__THE REQUEST__. In the listing below, find every line with the string "davlati" and pull it out.

__AVAILABLE RECORDS__.
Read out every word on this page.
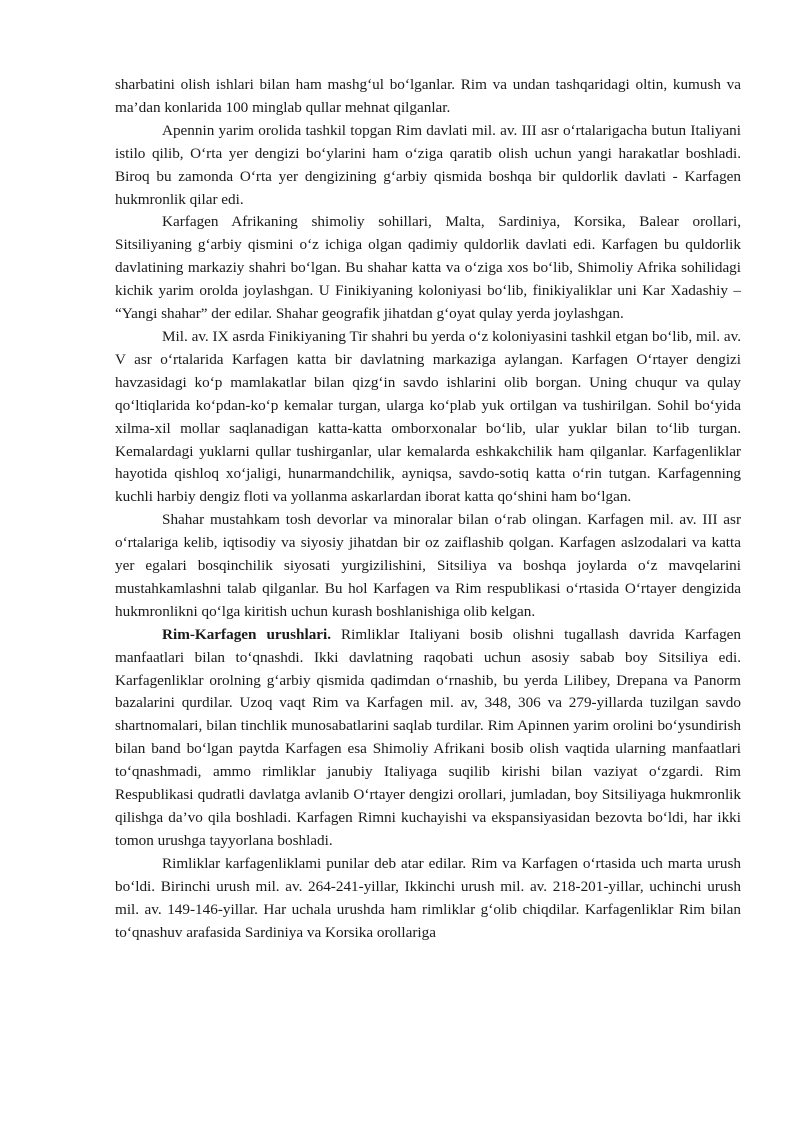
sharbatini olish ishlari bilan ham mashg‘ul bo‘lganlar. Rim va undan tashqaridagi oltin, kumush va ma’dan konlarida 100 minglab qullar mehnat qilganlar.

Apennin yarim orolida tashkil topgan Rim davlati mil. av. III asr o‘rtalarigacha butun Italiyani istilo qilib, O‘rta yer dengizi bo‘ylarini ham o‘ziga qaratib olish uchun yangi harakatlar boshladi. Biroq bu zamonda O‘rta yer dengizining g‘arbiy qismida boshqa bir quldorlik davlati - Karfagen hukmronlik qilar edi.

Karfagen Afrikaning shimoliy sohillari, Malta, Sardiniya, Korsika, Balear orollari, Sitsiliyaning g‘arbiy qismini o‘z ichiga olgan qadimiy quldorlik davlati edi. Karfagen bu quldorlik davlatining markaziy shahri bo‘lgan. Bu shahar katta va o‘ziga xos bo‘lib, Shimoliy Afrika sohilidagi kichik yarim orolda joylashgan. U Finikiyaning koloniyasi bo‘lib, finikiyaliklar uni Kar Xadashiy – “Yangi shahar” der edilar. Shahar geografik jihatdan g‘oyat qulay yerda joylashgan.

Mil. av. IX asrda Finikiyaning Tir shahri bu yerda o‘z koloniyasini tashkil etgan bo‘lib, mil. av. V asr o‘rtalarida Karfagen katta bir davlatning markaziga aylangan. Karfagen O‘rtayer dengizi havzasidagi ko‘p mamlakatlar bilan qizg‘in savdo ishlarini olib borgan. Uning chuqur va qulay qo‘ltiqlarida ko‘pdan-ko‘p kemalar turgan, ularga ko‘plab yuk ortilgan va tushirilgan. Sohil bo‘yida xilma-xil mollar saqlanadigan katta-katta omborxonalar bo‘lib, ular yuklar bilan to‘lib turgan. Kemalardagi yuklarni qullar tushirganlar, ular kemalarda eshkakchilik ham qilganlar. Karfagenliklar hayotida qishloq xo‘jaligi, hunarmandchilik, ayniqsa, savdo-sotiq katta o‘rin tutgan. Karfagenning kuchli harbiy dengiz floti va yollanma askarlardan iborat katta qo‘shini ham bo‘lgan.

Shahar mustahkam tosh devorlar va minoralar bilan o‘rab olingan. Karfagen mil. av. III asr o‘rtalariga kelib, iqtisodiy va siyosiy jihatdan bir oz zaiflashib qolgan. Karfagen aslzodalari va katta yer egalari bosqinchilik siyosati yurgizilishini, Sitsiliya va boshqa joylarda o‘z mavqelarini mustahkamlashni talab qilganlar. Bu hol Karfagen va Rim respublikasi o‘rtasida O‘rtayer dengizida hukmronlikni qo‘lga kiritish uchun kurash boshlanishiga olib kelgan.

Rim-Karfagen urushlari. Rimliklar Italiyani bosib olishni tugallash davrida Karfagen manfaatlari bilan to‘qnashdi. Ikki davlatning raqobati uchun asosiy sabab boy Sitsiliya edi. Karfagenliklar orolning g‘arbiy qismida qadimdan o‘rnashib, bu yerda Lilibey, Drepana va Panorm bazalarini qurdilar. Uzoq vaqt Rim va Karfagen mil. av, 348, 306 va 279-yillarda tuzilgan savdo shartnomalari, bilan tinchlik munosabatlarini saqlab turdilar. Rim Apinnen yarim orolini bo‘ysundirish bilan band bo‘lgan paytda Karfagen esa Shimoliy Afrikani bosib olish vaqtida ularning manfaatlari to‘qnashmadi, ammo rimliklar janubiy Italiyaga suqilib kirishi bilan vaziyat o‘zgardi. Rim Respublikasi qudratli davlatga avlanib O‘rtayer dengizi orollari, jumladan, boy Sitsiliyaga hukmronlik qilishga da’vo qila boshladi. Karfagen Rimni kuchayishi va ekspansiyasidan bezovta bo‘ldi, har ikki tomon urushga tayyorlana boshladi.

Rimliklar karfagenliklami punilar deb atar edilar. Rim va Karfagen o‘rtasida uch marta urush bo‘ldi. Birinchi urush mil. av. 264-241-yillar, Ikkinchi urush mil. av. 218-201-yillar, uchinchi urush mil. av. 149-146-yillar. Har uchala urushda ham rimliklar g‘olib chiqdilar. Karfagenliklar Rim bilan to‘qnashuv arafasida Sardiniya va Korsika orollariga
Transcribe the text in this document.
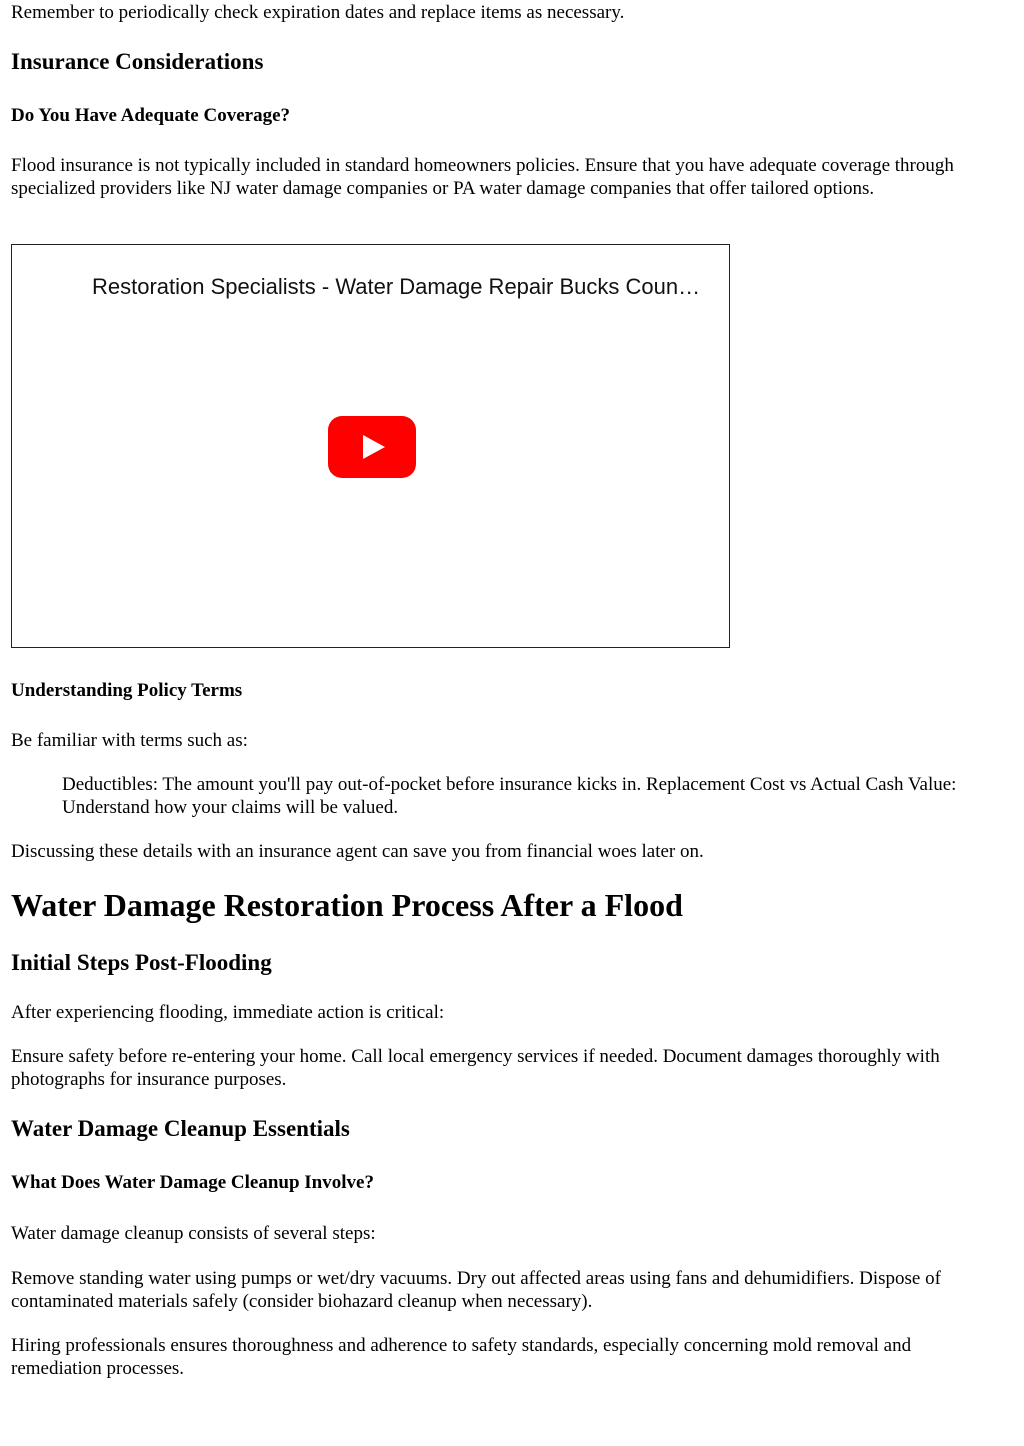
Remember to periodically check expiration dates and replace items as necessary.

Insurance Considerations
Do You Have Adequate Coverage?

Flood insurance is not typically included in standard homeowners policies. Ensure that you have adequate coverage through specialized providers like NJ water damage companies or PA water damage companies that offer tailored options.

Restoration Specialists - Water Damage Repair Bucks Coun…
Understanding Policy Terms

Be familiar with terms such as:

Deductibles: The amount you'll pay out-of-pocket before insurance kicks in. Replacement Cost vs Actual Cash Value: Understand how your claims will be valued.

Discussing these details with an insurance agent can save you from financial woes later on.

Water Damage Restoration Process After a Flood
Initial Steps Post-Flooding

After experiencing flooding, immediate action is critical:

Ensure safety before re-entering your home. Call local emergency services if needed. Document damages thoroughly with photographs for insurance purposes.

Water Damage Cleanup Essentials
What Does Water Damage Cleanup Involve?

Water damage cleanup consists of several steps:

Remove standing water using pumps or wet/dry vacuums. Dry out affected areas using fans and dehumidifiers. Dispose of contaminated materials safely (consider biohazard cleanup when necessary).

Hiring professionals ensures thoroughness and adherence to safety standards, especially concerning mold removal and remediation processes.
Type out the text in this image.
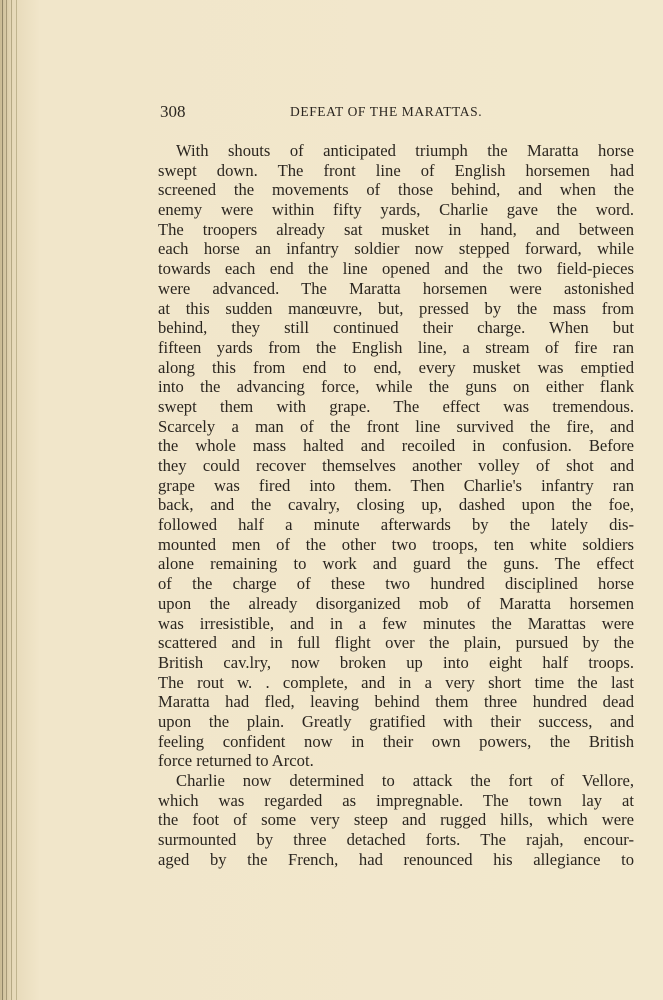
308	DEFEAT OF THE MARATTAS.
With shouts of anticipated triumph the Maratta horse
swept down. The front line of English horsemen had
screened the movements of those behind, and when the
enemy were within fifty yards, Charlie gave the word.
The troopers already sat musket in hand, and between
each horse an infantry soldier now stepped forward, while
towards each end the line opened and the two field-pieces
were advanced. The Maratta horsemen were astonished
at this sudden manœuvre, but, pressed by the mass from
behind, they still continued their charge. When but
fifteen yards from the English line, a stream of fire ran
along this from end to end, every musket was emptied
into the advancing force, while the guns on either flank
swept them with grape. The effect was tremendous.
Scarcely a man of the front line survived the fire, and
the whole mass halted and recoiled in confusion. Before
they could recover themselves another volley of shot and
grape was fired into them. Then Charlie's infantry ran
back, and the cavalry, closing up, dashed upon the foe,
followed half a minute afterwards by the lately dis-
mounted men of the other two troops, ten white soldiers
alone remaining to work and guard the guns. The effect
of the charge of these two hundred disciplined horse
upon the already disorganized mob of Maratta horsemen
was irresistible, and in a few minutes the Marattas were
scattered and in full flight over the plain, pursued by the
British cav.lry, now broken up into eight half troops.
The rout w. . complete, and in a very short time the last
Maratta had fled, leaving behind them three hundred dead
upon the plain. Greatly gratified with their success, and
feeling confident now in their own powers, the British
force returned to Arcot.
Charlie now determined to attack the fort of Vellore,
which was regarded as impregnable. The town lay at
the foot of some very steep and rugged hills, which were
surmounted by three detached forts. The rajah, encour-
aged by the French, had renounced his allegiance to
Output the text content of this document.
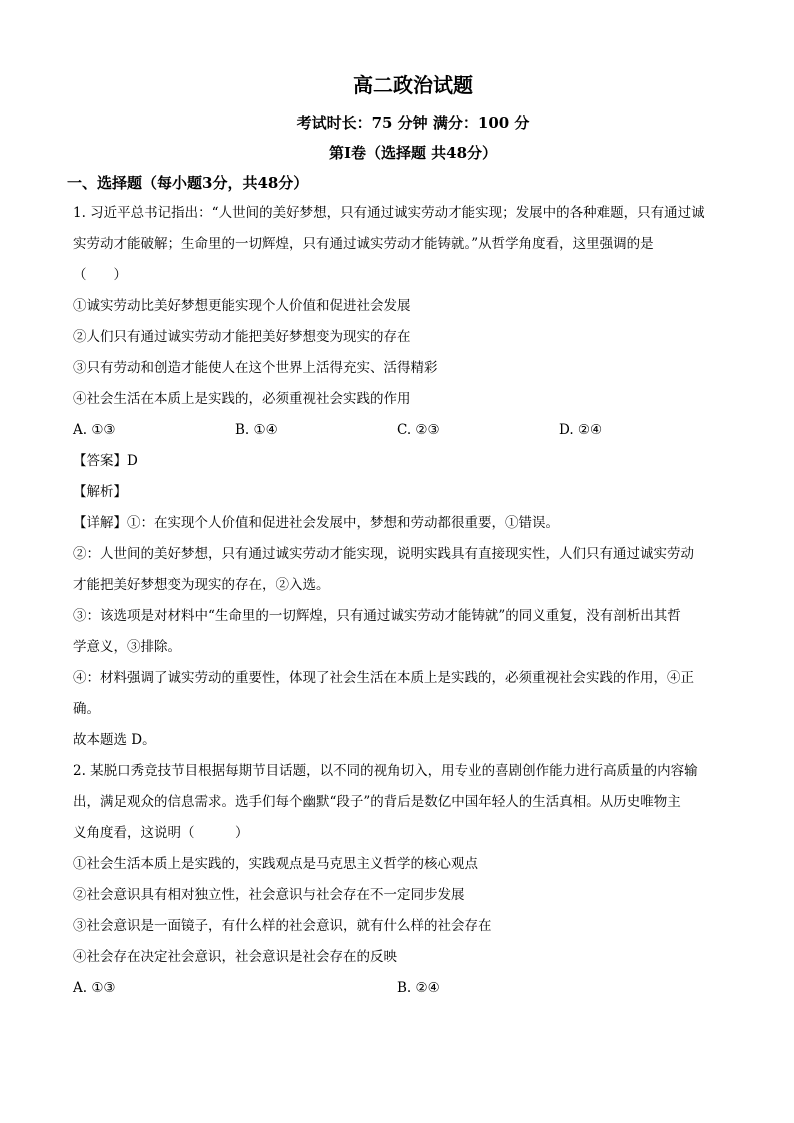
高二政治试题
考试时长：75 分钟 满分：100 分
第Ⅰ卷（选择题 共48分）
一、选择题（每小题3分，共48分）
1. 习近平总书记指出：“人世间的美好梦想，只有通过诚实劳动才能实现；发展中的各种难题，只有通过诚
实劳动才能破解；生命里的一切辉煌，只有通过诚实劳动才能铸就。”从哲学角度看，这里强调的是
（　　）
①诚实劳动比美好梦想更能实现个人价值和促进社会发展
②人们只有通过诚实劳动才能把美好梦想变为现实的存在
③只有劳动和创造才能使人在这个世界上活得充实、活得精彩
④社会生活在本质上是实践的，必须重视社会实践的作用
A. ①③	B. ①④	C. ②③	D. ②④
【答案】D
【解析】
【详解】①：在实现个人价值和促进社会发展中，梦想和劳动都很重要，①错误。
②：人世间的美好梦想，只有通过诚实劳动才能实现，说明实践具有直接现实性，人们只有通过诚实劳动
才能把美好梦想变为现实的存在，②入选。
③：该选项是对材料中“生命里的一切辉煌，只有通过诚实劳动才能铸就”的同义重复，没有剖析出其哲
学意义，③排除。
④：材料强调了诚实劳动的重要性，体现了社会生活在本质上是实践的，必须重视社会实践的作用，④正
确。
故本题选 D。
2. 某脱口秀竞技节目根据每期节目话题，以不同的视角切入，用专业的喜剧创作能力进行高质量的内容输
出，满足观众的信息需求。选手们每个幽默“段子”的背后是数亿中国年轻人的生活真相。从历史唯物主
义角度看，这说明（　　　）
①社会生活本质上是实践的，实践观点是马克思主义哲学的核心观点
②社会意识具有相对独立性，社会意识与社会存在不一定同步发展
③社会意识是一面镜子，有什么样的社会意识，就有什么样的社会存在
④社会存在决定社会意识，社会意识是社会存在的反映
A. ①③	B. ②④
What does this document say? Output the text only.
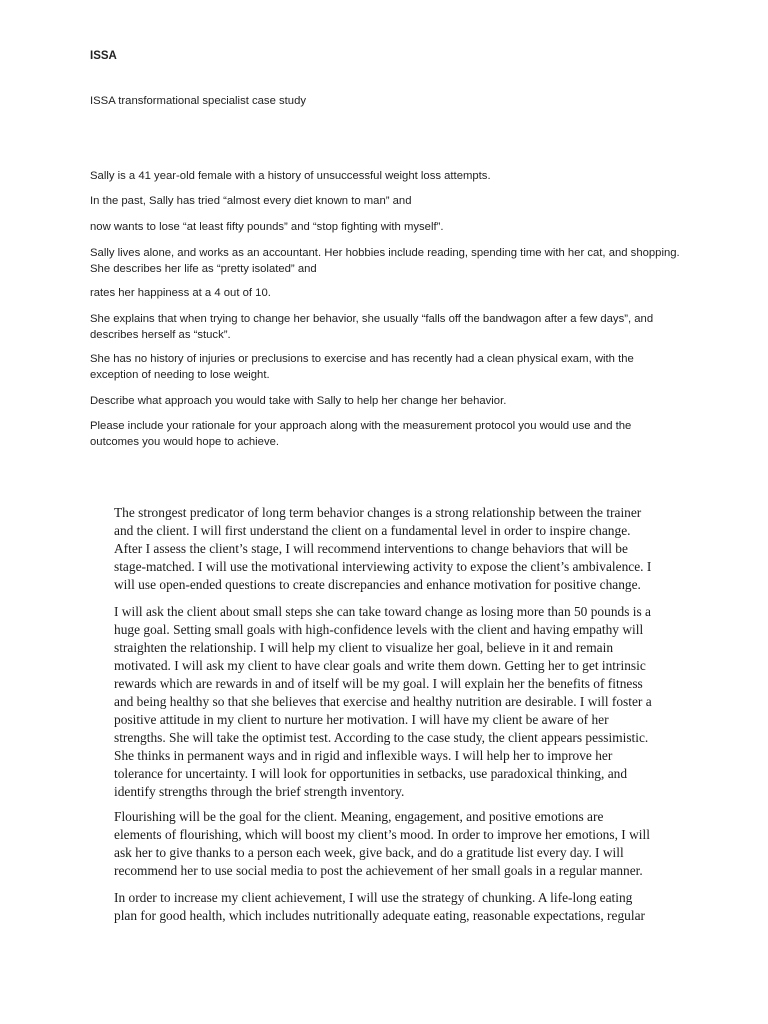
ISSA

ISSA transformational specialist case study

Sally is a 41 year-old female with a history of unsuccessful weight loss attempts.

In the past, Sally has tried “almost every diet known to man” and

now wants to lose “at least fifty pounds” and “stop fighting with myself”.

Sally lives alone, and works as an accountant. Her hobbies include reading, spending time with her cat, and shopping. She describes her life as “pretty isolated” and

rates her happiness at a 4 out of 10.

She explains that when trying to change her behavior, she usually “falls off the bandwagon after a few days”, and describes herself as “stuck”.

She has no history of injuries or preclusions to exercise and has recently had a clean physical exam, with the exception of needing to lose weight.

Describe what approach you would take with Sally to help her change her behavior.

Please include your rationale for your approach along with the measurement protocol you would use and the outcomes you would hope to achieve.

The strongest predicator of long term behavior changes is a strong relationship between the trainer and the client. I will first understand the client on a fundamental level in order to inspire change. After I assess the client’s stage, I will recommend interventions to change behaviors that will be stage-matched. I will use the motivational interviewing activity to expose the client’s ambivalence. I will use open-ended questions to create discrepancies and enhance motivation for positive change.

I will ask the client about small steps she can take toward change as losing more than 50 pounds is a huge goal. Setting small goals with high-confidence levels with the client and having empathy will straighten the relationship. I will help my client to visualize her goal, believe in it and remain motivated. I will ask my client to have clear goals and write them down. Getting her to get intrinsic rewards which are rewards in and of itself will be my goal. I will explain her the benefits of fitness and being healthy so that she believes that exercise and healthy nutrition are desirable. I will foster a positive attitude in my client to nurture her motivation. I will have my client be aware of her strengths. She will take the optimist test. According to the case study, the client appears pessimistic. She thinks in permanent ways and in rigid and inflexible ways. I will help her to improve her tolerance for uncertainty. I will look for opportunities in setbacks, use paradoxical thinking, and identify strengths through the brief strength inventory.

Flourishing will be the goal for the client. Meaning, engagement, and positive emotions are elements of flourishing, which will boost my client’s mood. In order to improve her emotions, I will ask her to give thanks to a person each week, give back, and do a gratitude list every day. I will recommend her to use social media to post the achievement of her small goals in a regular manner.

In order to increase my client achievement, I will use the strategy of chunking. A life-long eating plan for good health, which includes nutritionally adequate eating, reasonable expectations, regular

__EXERCISE ANSWER__.
Apennin yarim orolida tashkil topgan Rim davlati mil. av. III asr o‘rtalarigacha butun Italiyani istilo qilib, O‘rta yer dengizi bo‘ylarini ham o‘ziga qaratib olish uchun yangi harakatlar boshladi. Biroq bu zamonda O‘rta yer dengizining g‘arbiy qismida boshqa bir quldorlik davlati - Karfagen hukmronlik qilar edi.
Karfagen Afrikaning shimoliy sohillari, Malta, Sardiniya, Korsika, Balear orollari, Sitsiliyaning g‘arbiy qismini o‘z ichiga olgan qadimiy quldorlik davlati edi. Karfagen bu quldorlik davlatining markaziy shahri bo‘lgan. Bu shahar katta va o‘ziga xos bo‘lib, Shimoliy Afrika sohilidagi kichik yarim orolda joylashgan. U Finikiyaning koloniyasi bo‘lib, finikiyaliklar uni Kar Xadashiy – “Yangi shahar” der edilar. Shahar geografik jihatdan g‘oyat qulay yerda joylashgan.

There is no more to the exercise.